_What you are asked to do_.
Keep only those lines of the records that include the string "document".

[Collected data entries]
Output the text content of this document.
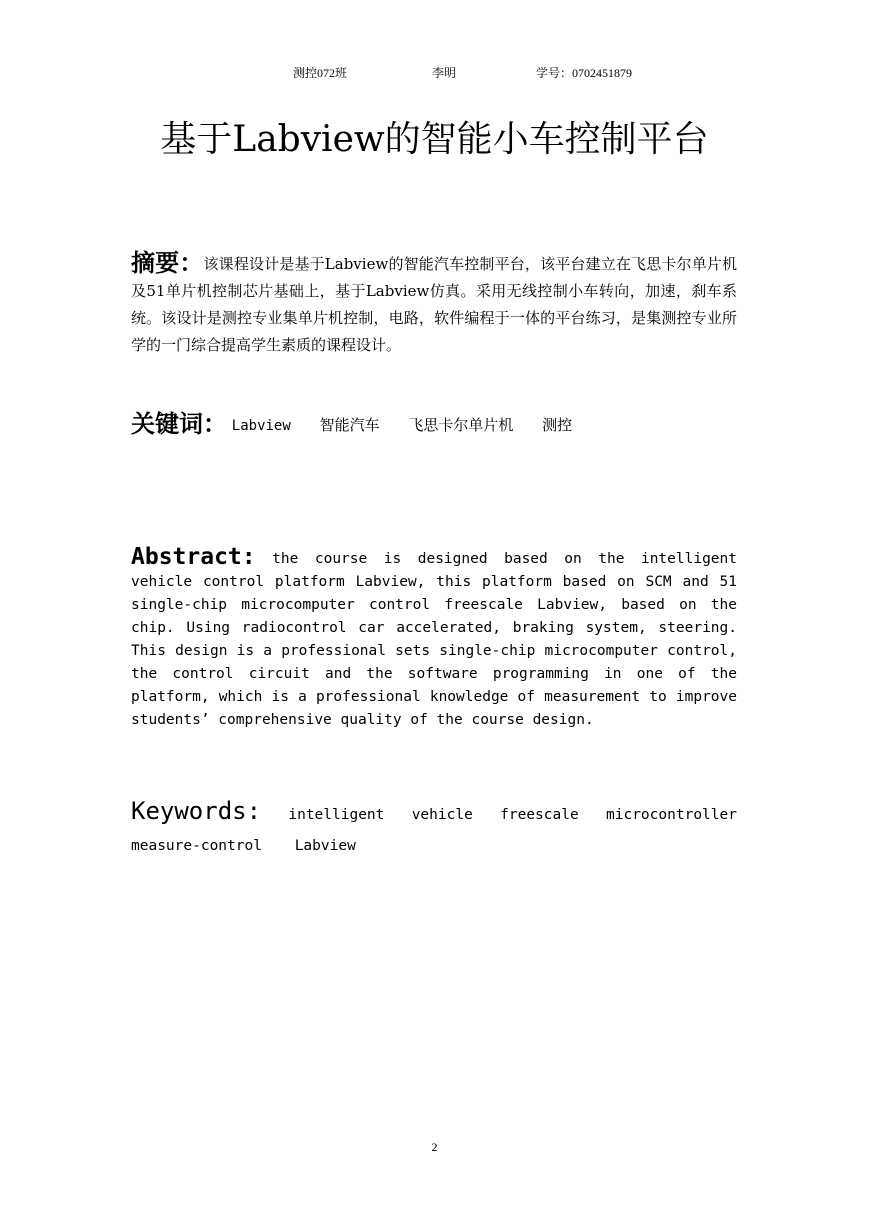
测控072班	李明	学号：0702451879
基于Labview的智能小车控制平台
摘要：该课程设计是基于Labview的智能汽车控制平台，该平台建立在飞思卡尔单片机及51单片机控制芯片基础上，基于Labview仿真。采用无线控制小车转向，加速，刹车系统。该设计是测控专业集单片机控制，电路，软件编程于一体的平台练习，是集测控专业所学的一门综合提高学生素质的课程设计。
关键词： Labview 智能汽车 飞思卡尔单片机 测控
Abstract: the course is designed based on the intelligent vehicle control platform Labview, this platform based on SCM and 51 single-chip microcomputer control freescale Labview, based on the chip. Using radiocontrol car accelerated, braking system, steering. This design is a professional sets single-chip microcomputer control, the control circuit and the software programming in one of the platform, which is a professional knowledge of measurement to improve students’ comprehensive quality of the course design.
Keywords: intelligent vehicle freescale microcontroller
measure-control Labview
2
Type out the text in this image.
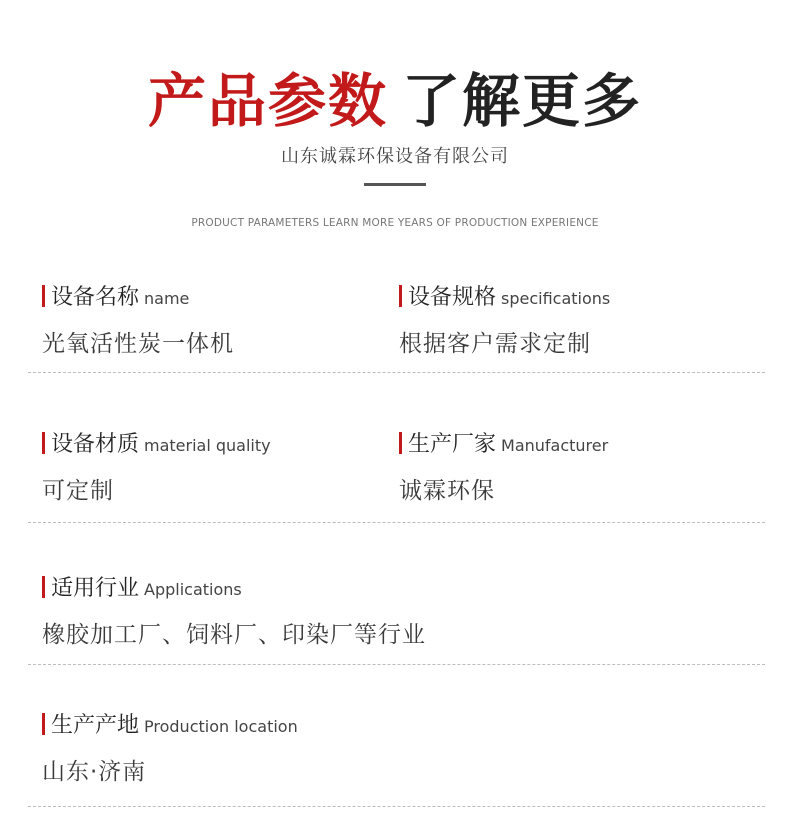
产品参数 了解更多
山东诚霖环保设备有限公司
PRODUCT PARAMETERS LEARN MORE YEARS OF PRODUCTION EXPERIENCE
设备名称 name
光氧活性炭一体机
设备规格 specifications
根据客户需求定制
设备材质 material quality
可定制
生产厂家 Manufacturer
诚霖环保
适用行业 Applications
橡胶加工厂、饲料厂、印染厂等行业
生产产地 Production location
山东·济南
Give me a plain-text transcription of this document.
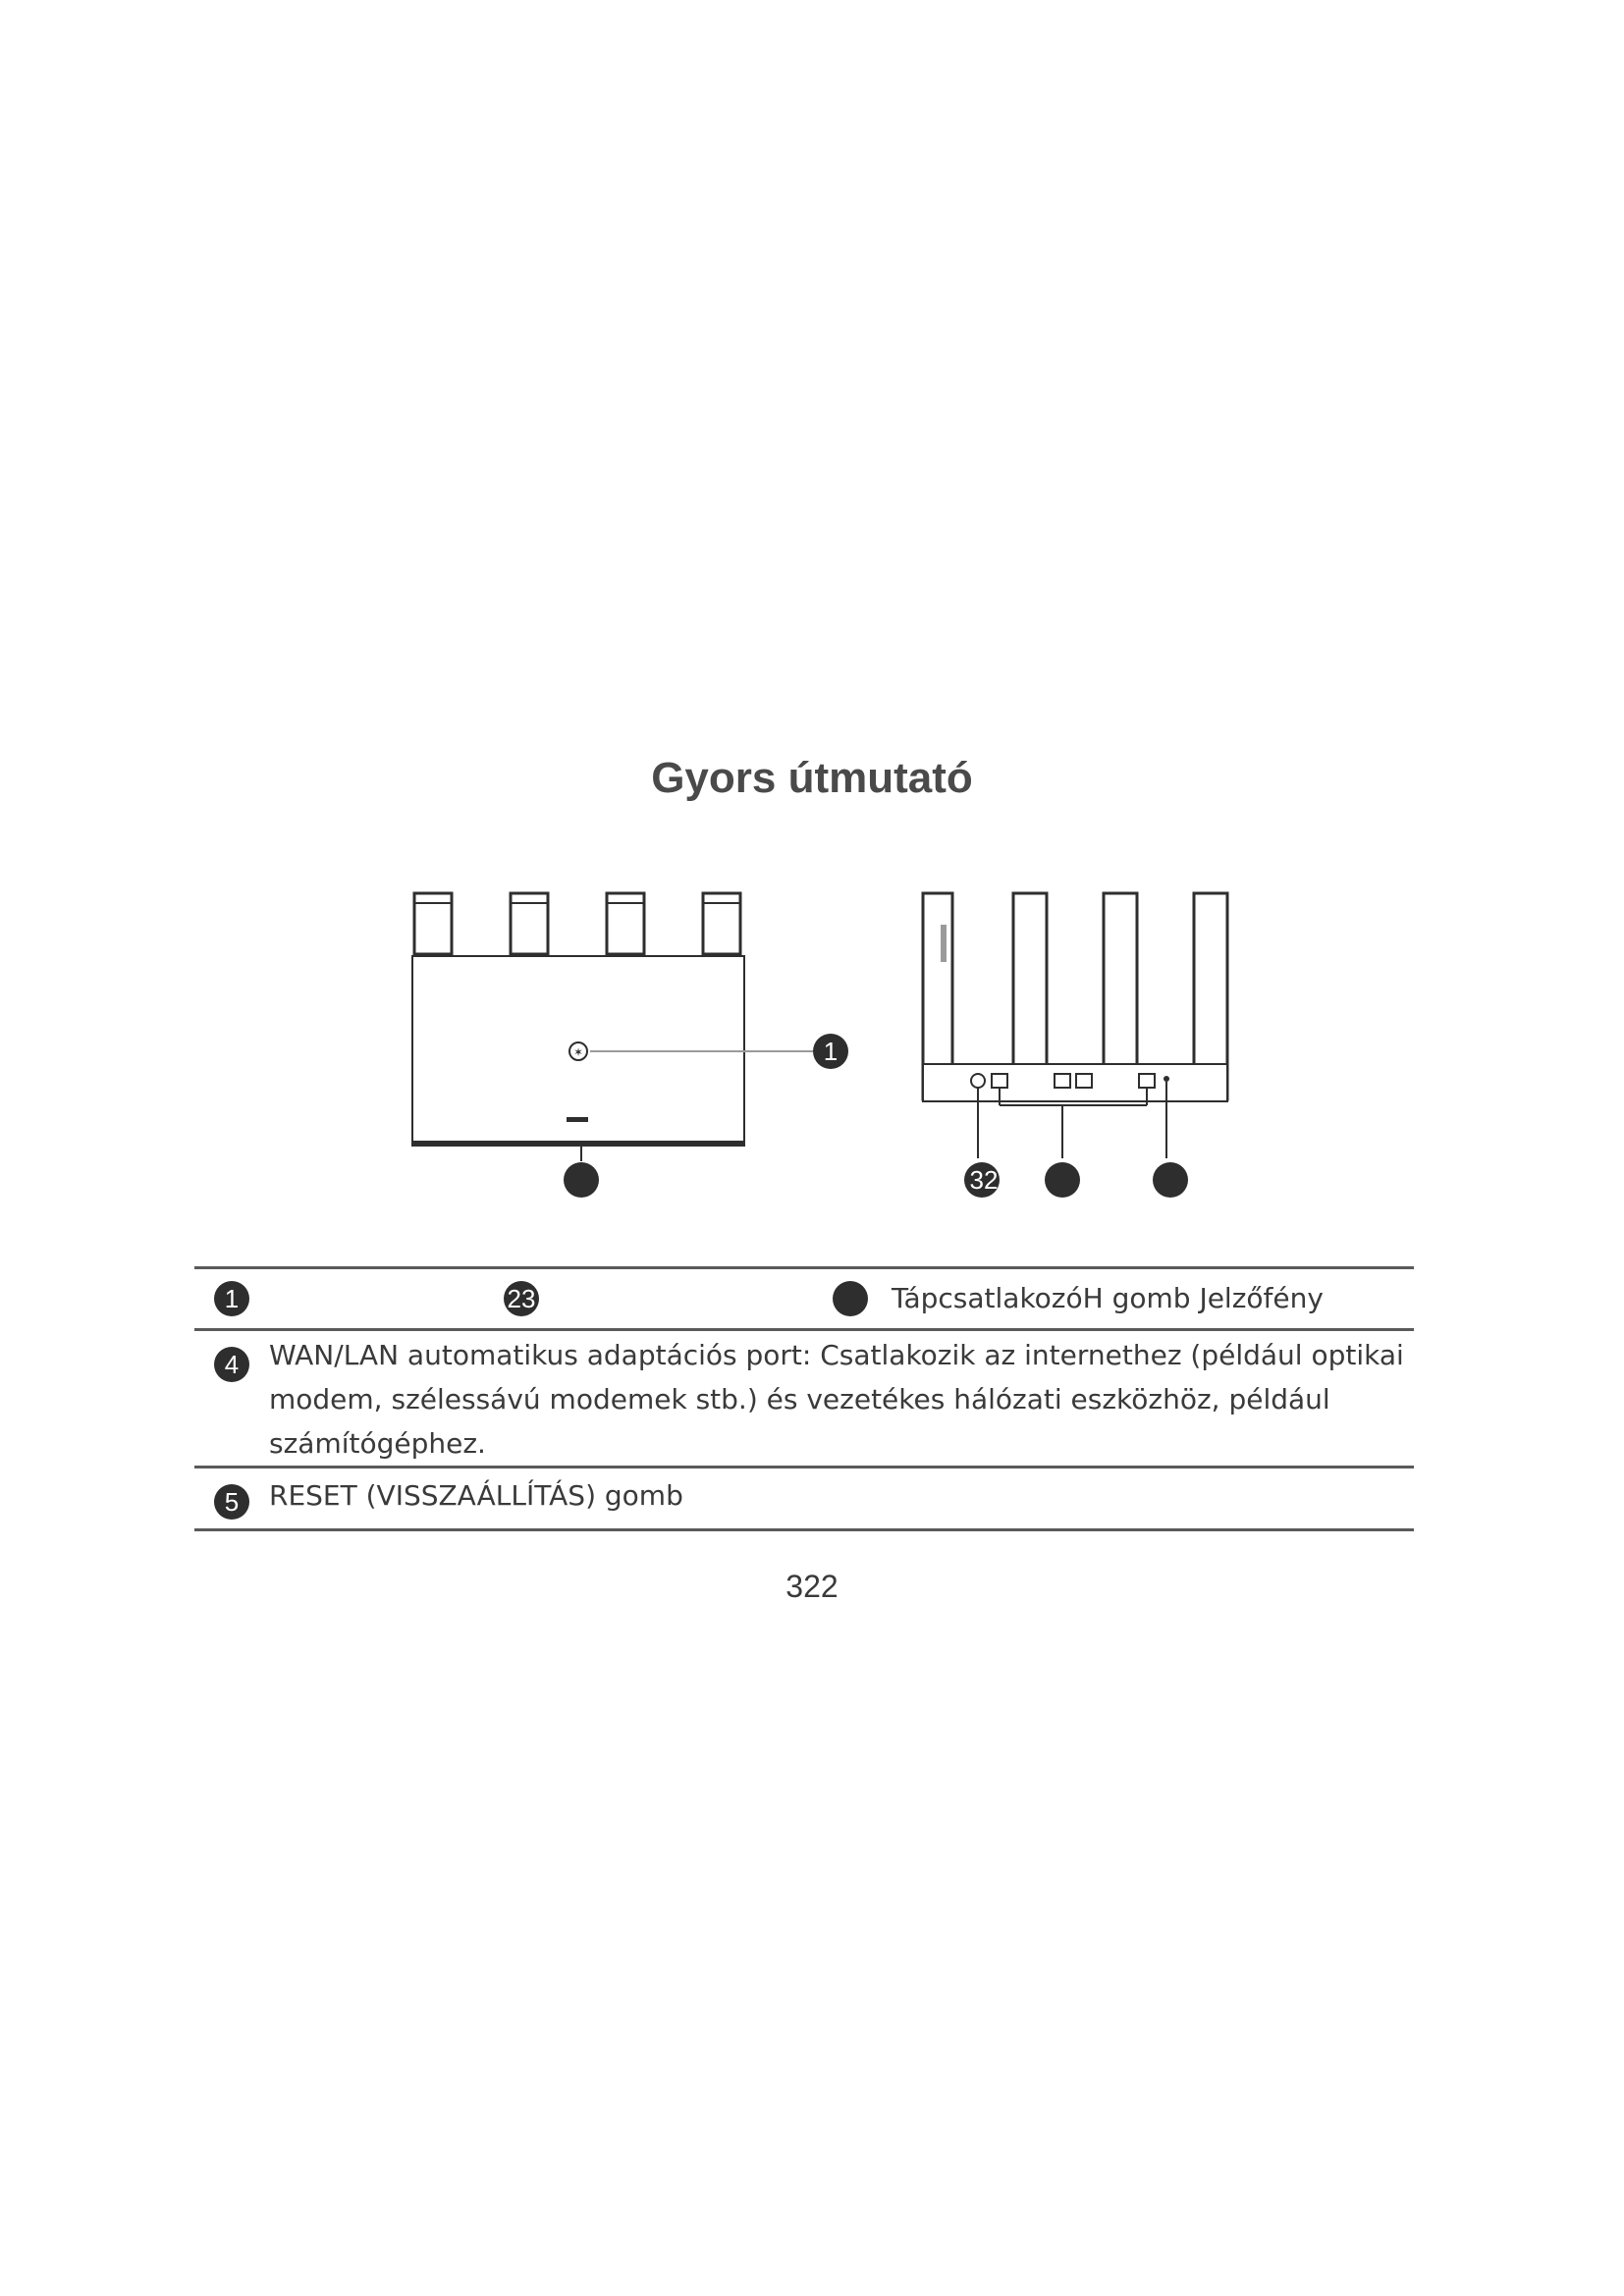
Gyors útmutató
✶	1
32
1	23	TápcsatlakozóH gomb Jelzőfény
4	WAN/LAN automatikus adaptációs port: Csatlakozik az internethez (például optikai modem, szélessávú modemek stb.) és vezetékes hálózati eszközhöz, például számítógéphez.
5	RESET (VISSZAÁLLÍTÁS) gomb
322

_Task solution_.
Output the text content of this document.
Give me a plain-text transcription of this document.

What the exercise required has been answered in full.